**GIVEN REQUEST:** Every entry below must be repeated exactly; skip the pictures.

**GIVEN DATA:**
.....

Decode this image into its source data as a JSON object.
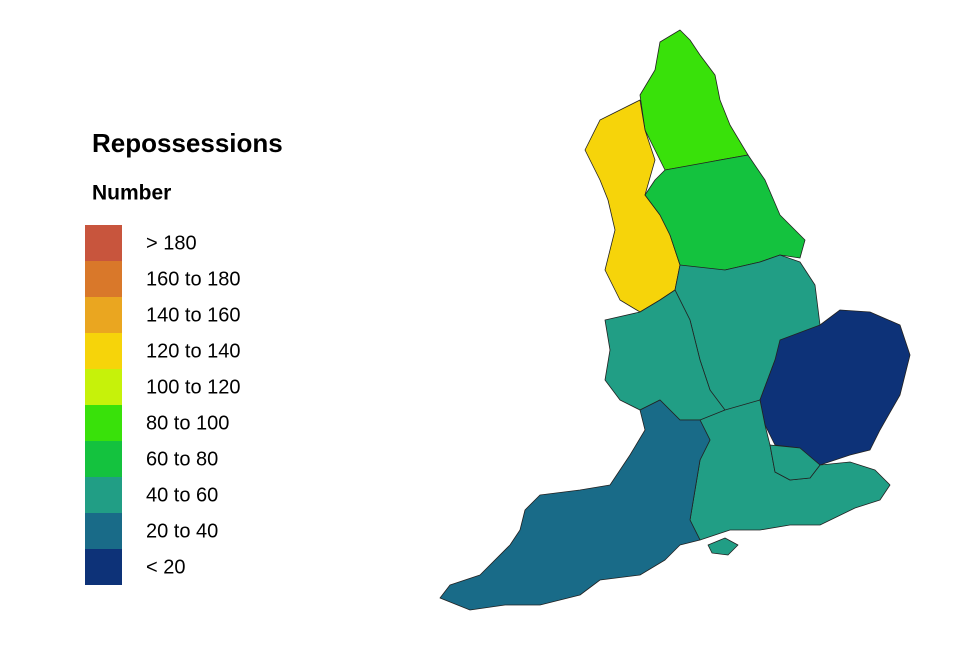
{
  "title": "Repossessions",
  "legend": {
    "title": "Number",
    "items": [
      {
        "label": "> 180",
        "color": "#c8553d"
      },
      {
        "label": "160 to 180",
        "color": "#d9782a"
      },
      {
        "label": "140 to 160",
        "color": "#eaa620"
      },
      {
        "label": "120 to 140",
        "color": "#f6d40a"
      },
      {
        "label": "100 to 120",
        "color": "#c6f20a"
      },
      {
        "label": "80 to 100",
        "color": "#39e10a"
      },
      {
        "label": "60 to 80",
        "color": "#14c23e"
      },
      {
        "label": "40 to 60",
        "color": "#219e85"
      },
      {
        "label": "20 to 40",
        "color": "#196b88"
      },
      {
        "label": "< 20",
        "color": "#0d3278"
      }
    ]
  }
}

.....

**TASK RESPONSE:**
Decode this image into its source data as a JSON object.
{
  "title": "Repossessions",
  "legend": {
    "title": "Number",
    "items": [
      {
        "label": "> 180",
        "color": "#c8553d"
      },
      {
        "label": "160 to 180",
        "color": "#d9782a"
      },
      {
        "label": "140 to 160",
        "color": "#eaa620"
      },
      {
        "label": "120 to 140",
        "color": "#f6d40a"
      },
      {
        "label": "100 to 120",
        "color": "#c6f20a"
      },
      {
        "label": "80 to 100",
        "color": "#39e10a"
      },
      {
        "label": "60 to 80",
        "color": "#14c23e"
      },
      {
        "label": "40 to 60",
        "color": "#219e85"
      },
      {
        "label": "20 to 40",
        "color": "#196b88"
      },
      {
        "label": "< 20",
        "color": "#0d3278"
      }
    ]
  }
}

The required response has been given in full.